== GIVEN TASK ==
Note how many lines contain "участию" and give that number, with nothing else.

##### MATERIAL PROVIDED #####

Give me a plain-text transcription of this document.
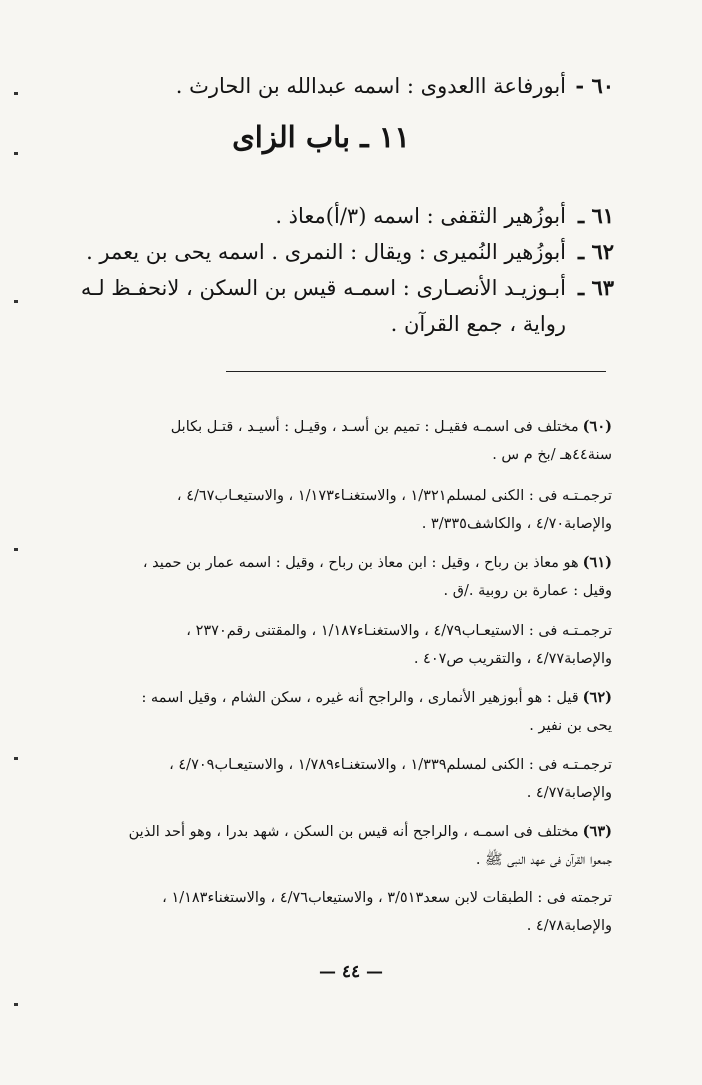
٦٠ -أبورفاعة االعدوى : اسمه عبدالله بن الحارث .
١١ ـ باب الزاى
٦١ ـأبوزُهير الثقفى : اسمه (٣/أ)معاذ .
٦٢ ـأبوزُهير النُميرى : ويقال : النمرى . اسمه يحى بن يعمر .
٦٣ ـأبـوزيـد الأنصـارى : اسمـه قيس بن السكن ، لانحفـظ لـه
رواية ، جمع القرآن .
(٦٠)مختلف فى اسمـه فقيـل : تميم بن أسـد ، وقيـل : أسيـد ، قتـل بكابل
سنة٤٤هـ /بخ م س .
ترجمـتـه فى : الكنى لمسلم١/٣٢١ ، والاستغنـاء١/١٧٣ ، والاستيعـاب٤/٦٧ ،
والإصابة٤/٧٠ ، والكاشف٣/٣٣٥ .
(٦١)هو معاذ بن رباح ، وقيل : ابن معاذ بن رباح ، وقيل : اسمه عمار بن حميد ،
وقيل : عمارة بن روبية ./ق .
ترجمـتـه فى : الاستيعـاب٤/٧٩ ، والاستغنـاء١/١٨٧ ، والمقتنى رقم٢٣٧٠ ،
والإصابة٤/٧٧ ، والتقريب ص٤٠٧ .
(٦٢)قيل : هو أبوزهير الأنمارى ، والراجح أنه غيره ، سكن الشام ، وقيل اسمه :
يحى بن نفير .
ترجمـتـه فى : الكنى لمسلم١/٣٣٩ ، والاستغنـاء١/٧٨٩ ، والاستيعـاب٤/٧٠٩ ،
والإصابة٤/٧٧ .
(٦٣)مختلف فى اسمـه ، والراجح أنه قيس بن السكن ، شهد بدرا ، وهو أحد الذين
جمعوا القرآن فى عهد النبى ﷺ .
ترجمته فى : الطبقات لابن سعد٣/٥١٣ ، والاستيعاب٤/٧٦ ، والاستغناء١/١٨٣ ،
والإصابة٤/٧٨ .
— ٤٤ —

#####
##### MATERIAL PROVIDED #####

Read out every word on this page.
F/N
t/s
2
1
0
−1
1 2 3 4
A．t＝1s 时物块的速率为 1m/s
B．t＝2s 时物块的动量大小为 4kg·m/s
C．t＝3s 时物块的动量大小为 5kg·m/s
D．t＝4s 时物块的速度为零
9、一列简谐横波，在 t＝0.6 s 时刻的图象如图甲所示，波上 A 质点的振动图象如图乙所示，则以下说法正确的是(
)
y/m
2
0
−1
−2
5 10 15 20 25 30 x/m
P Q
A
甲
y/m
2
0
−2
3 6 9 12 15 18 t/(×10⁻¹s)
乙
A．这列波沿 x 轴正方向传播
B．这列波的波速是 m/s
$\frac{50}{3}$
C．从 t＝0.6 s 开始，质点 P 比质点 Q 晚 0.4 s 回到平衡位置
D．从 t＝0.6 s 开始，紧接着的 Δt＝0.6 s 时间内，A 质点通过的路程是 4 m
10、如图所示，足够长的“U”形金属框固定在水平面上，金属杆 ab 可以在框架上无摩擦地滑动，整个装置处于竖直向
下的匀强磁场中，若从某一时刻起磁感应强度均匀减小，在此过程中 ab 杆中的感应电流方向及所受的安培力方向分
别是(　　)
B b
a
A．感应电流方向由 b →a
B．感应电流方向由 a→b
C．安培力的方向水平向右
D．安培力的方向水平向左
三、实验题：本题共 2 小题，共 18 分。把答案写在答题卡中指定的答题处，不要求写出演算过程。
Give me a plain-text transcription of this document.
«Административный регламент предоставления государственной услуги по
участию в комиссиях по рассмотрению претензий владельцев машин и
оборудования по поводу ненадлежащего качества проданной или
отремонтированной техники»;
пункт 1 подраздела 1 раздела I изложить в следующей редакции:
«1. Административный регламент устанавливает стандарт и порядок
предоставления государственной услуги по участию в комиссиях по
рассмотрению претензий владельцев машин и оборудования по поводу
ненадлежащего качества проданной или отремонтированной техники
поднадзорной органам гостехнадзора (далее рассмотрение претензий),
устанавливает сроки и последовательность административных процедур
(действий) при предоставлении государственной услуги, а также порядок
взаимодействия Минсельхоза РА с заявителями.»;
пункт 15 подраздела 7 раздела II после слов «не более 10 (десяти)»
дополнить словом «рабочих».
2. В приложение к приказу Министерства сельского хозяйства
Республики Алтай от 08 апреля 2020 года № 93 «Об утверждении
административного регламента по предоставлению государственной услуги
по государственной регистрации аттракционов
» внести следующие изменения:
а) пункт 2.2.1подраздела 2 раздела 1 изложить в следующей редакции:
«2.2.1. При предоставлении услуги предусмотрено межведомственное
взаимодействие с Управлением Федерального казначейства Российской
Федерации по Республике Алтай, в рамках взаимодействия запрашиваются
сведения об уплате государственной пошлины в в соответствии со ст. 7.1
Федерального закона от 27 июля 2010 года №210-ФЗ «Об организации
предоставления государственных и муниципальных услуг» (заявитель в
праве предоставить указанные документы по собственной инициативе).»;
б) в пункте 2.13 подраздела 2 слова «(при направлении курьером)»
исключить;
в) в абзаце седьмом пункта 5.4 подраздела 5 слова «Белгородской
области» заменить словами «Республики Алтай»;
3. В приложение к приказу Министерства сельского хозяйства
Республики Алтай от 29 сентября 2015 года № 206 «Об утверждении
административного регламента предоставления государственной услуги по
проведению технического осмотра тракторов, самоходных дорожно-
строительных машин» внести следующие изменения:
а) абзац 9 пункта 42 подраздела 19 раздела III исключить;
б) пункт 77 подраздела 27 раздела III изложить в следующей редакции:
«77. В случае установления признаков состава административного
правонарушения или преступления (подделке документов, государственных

#####

== TASK RESPONSE ==
2